__DIRECTIONS__:
Look at each line of the records and count those with "Meeting" in them. Please answer with the count alone.

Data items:
________________________________________
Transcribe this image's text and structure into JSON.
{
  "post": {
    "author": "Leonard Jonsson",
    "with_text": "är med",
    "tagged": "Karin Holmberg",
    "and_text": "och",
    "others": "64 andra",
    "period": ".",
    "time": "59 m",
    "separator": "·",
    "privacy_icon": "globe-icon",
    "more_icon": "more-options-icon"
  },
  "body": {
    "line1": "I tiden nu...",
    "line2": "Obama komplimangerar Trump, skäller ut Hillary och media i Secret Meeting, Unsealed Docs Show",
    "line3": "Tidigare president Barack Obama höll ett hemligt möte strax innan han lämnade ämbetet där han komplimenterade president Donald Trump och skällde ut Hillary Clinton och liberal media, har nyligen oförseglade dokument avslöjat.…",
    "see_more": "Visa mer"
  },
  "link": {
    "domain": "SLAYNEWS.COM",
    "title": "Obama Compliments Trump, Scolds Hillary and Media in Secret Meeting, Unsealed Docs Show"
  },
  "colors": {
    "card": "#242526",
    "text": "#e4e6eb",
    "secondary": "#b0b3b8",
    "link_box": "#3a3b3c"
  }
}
________________________________________
__FULL OUTPUT__:
2